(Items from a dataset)
*-*-*
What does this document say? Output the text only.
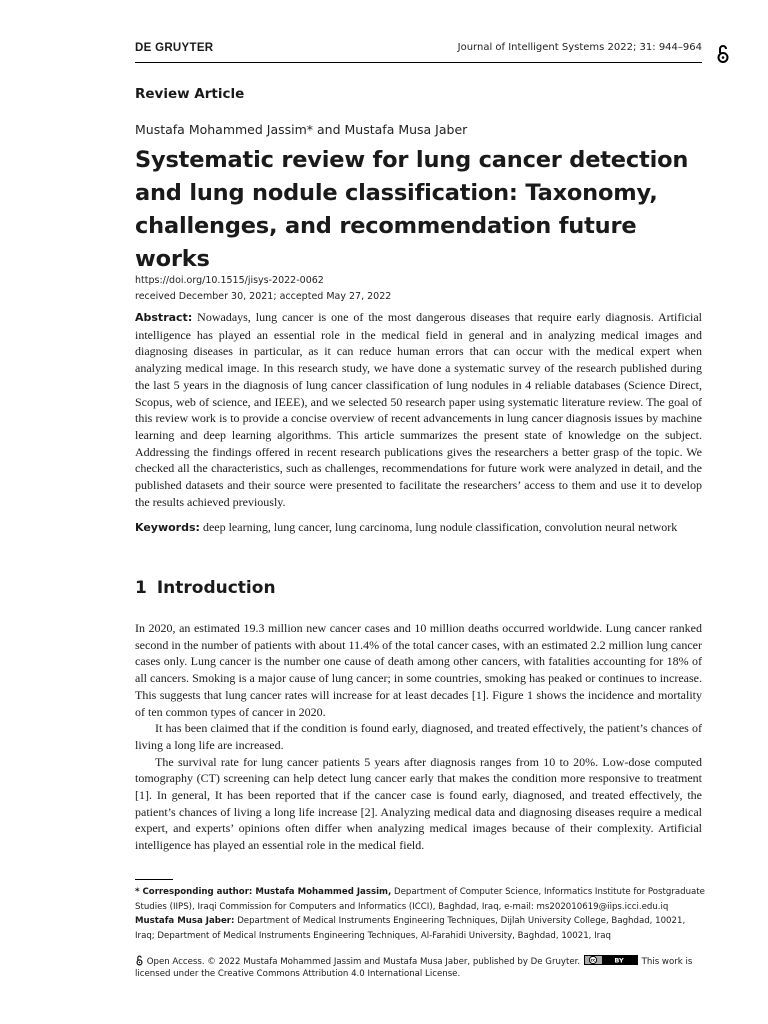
DE GRUYTER	Journal of Intelligent Systems 2022; 31: 944–964
Review Article
Mustafa Mohammed Jassim* and Mustafa Musa Jaber
Systematic review for lung cancer detection and lung nodule classification: Taxonomy, challenges, and recommendation future works
https://doi.org/10.1515/jisys-2022-0062
received December 30, 2021; accepted May 27, 2022

Abstract: Nowadays, lung cancer is one of the most dangerous diseases that require early diagnosis. Artificial intelligence has played an essential role in the medical field in general and in analyzing medical images and diagnosing diseases in particular, as it can reduce human errors that can occur with the medical expert when analyzing medical image. In this research study, we have done a systematic survey of the research published during the last 5 years in the diagnosis of lung cancer classification of lung nodules in 4 reliable databases (Science Direct, Scopus, web of science, and IEEE), and we selected 50 research paper using systematic literature review. The goal of this review work is to provide a concise overview of recent advancements in lung cancer diagnosis issues by machine learning and deep learning algorithms. This article summarizes the present state of knowledge on the subject. Addressing the findings offered in recent research publications gives the researchers a better grasp of the topic. We checked all the characteristics, such as challenges, recommendations for future work were analyzed in detail, and the published datasets and their source were presented to facilitate the researchers’ access to them and use it to develop the results achieved previously.

Keywords: deep learning, lung cancer, lung carcinoma, lung nodule classification, convolution neural network

1 Introduction

In 2020, an estimated 19.3 million new cancer cases and 10 million deaths occurred worldwide. Lung cancer ranked second in the number of patients with about 11.4% of the total cancer cases, with an estimated 2.2 million lung cancer cases only. Lung cancer is the number one cause of death among other cancers, with fatalities accounting for 18% of all cancers. Smoking is a major cause of lung cancer; in some countries, smoking has peaked or continues to increase. This suggests that lung cancer rates will increase for at least decades [1]. Figure 1 shows the incidence and mortality of ten common types of cancer in 2020.

It has been claimed that if the condition is found early, diagnosed, and treated effectively, the patient’s chances of living a long life are increased.

The survival rate for lung cancer patients 5 years after diagnosis ranges from 10 to 20%. Low-dose computed tomography (CT) screening can help detect lung cancer early that makes the condition more responsive to treatment [1]. In general, It has been reported that if the cancer case is found early, diagnosed, and treated effectively, the patient’s chances of living a long life increase [2]. Analyzing medical data and diagnosing diseases require a medical expert, and experts’ opinions often differ when analyzing medical images because of their complexity. Artificial intelligence has played an essential role in the medical field.

* Corresponding author: Mustafa Mohammed Jassim, Department of Computer Science, Informatics Institute for Postgraduate Studies (IIPS), Iraqi Commission for Computers and Informatics (ICCI), Baghdad, Iraq, e-mail: ms202010619@iips.icci.edu.iq
Mustafa Musa Jaber: Department of Medical Instruments Engineering Techniques, Dijlah University College, Baghdad, 10021, Iraq; Department of Medical Instruments Engineering Techniques, Al-Farahidi University, Baghdad, 10021, Iraq
Open Access. © 2022 Mustafa Mohammed Jassim and Mustafa Musa Jaber, published by De Gruyter.	cc	BY This work is licensed under the Creative Commons Attribution 4.0 International License.
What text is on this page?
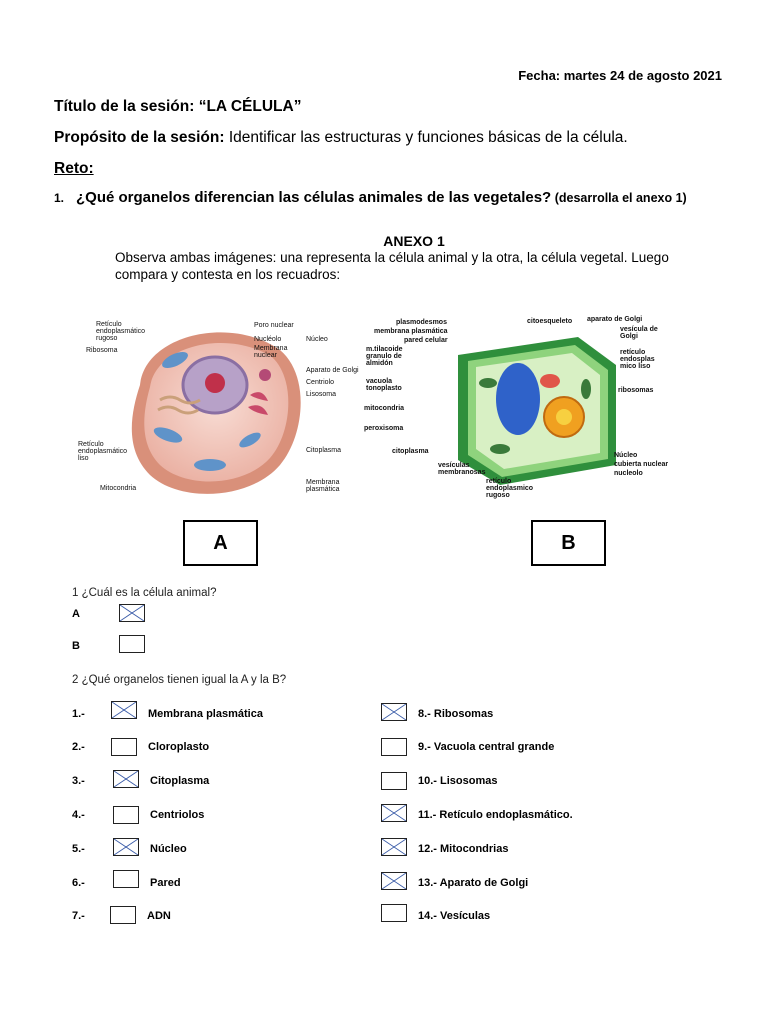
Fecha: martes 24 de agosto 2021
Título de la sesión: “LA CÉLULA”
Propósito de la sesión: Identificar las estructuras y funciones básicas de la célula.
Reto:
1. ¿Qué organelos diferencian las células animales de las vegetales? (desarrolla el anexo 1)
ANEXO 1
Observa ambas imágenes: una representa la célula animal y la otra, la célula vegetal. Luego compara y contesta en los recuadros:
Retículo
endoplasmático
rugoso
Ribosoma
Poro nuclear
Nucléolo	Núcleo
Membrana
nuclear
Aparato de Golgi
Centriolo
Lisosoma
Retículo
endoplasmático
liso
Citoplasma
Mitocondria
Membrana
plasmática
plasmodesmos
membrana plasmática
pared celular
citoesqueleto aparato de Golgi
vesícula de
Golgi
m.tilacoide
granulo de
almidón
retículo
endosplas
mico liso
vacuola
tonoplasto	ribosomas
mitocondria
peroxisoma
citoplasma
vesículas
membranosas
retículo
endoplasmico
rugoso
Núcleo
cubierta nuclear
nucleolo
A	B
1 ¿Cuál es la célula animal?
A
B
2 ¿Qué organelos tienen igual la A y la B?
1.-	Membrana plasmática
2.-	Cloroplasto
3.-	Citoplasma
4.-	Centriolos
5.-	Núcleo
6.-	Pared
7.-	ADN
8.- Ribosomas
9.- Vacuola central grande
10.- Lisosomas
11.- Retículo endoplasmático.
12.- Mitocondrias
13.- Aparato de Golgi
14.- Vesículas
*-*-*
▶ [EXERCISE BRIEF]: Return a copy of each line in the records above that has "Mustafa" in it.

▶ [TASK RESPONSE]:
Mustafa Mohammed Jassim* and Mustafa Musa Jaber
* Corresponding author: Mustafa Mohammed Jassim, Department of Computer Science, Informatics Institute for Postgraduate Studies (IIPS), Iraqi Commission for Computers and Informatics (ICCI), Baghdad, Iraq, e-mail: ms202010619@iips.icci.edu.iq
Mustafa Musa Jaber: Department of Medical Instruments Engineering Techniques, Dijlah University College, Baghdad, 10021, Iraq; Department of Medical Instruments Engineering Techniques, Al-Farahidi University, Baghdad, 10021, Iraq
Open Access. © 2022 Mustafa Mohammed Jassim and Mustafa Musa Jaber, published by De Gruyter.	cc	BY This work is licensed under the Creative Commons Attribution 4.0 International License.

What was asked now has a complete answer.